> **STATED TASK**:
Bring together all lines of the material below that contain the string "text".

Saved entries
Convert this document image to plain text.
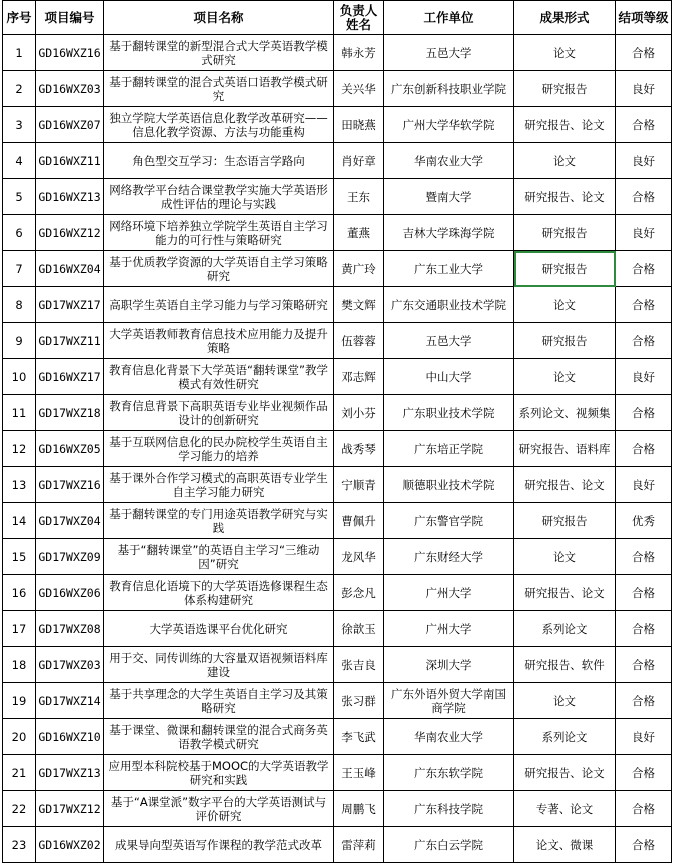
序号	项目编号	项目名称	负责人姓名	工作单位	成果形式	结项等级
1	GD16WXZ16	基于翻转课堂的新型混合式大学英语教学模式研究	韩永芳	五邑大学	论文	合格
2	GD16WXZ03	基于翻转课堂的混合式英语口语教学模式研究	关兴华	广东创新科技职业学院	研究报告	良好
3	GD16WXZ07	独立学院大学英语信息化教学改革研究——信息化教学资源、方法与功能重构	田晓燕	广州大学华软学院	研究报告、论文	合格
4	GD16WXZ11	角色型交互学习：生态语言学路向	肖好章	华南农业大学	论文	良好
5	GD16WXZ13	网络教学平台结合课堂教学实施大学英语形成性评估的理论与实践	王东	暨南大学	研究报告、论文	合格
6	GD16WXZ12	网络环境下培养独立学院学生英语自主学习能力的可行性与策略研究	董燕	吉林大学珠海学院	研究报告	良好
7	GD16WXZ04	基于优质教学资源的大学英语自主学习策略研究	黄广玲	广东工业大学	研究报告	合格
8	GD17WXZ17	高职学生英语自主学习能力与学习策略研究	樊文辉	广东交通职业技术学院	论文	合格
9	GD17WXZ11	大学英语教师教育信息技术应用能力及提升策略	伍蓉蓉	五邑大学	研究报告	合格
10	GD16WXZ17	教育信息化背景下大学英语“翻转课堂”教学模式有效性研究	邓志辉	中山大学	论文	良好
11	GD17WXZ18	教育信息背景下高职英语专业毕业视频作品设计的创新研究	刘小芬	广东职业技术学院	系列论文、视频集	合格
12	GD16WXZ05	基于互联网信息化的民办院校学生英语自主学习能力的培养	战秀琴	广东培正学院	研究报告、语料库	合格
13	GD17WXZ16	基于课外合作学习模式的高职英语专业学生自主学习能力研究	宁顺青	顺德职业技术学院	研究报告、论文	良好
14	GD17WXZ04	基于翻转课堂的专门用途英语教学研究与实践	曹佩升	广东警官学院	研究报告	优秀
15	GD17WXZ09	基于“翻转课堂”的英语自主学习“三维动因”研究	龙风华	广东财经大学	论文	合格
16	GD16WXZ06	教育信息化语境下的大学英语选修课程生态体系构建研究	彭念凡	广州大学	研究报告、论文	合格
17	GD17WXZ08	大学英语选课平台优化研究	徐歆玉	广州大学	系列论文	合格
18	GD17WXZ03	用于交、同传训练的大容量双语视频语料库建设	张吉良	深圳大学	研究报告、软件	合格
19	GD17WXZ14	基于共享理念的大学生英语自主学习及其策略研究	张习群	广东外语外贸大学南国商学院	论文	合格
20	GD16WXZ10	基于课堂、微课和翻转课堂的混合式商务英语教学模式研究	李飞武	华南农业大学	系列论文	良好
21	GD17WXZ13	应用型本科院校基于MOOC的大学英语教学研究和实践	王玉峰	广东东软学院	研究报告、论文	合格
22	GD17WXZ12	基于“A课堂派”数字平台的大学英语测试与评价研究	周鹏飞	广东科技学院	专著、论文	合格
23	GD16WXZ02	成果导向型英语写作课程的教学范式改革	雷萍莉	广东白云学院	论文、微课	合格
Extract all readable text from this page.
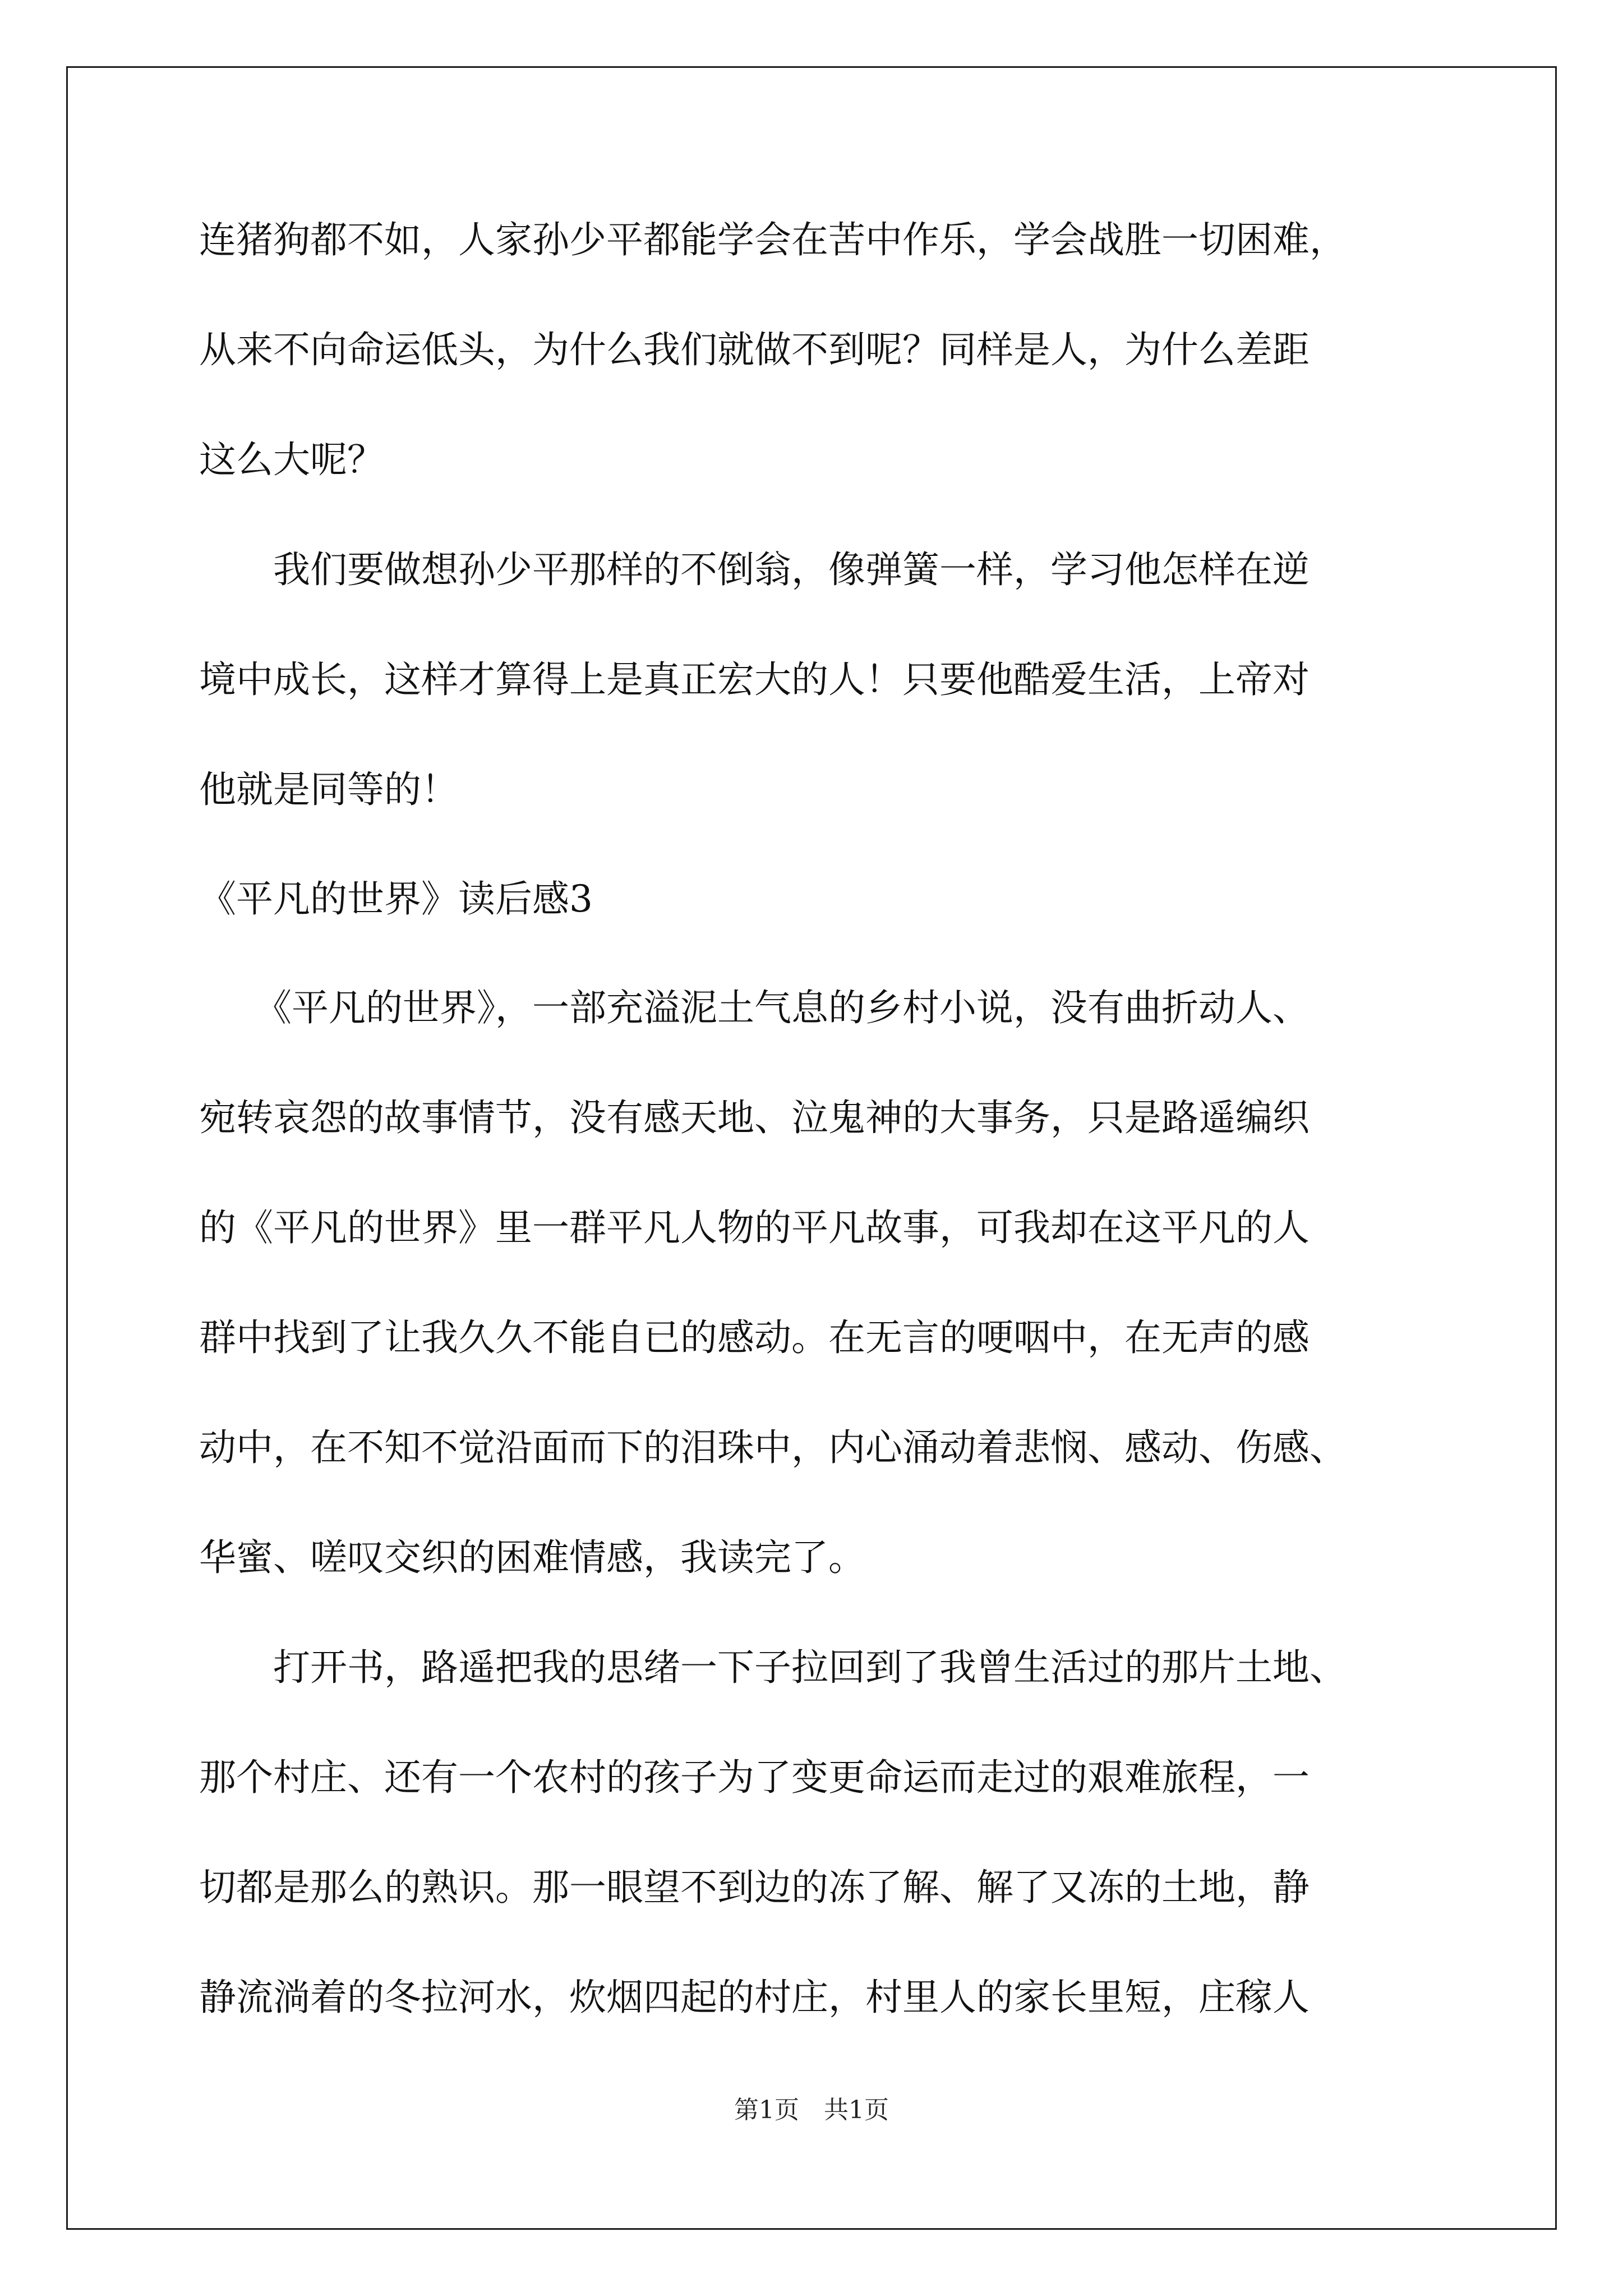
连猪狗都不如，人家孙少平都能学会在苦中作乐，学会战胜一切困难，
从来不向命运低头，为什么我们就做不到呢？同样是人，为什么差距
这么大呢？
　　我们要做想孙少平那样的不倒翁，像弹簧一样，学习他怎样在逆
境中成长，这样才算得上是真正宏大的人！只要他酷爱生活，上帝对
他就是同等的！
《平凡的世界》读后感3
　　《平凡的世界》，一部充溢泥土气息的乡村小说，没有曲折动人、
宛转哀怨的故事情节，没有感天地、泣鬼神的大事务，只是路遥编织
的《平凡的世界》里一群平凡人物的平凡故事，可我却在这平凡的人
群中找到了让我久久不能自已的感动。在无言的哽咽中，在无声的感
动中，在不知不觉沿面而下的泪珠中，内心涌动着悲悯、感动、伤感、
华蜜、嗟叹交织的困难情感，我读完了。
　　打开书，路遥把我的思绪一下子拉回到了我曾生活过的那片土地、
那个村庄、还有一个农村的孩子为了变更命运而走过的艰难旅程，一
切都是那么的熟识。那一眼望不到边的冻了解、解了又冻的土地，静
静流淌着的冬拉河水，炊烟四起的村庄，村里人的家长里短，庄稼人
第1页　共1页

> **SOLUTION TO THIS PROBLEM**:
Convert this document image to plain text.
Extract all readable text from this page.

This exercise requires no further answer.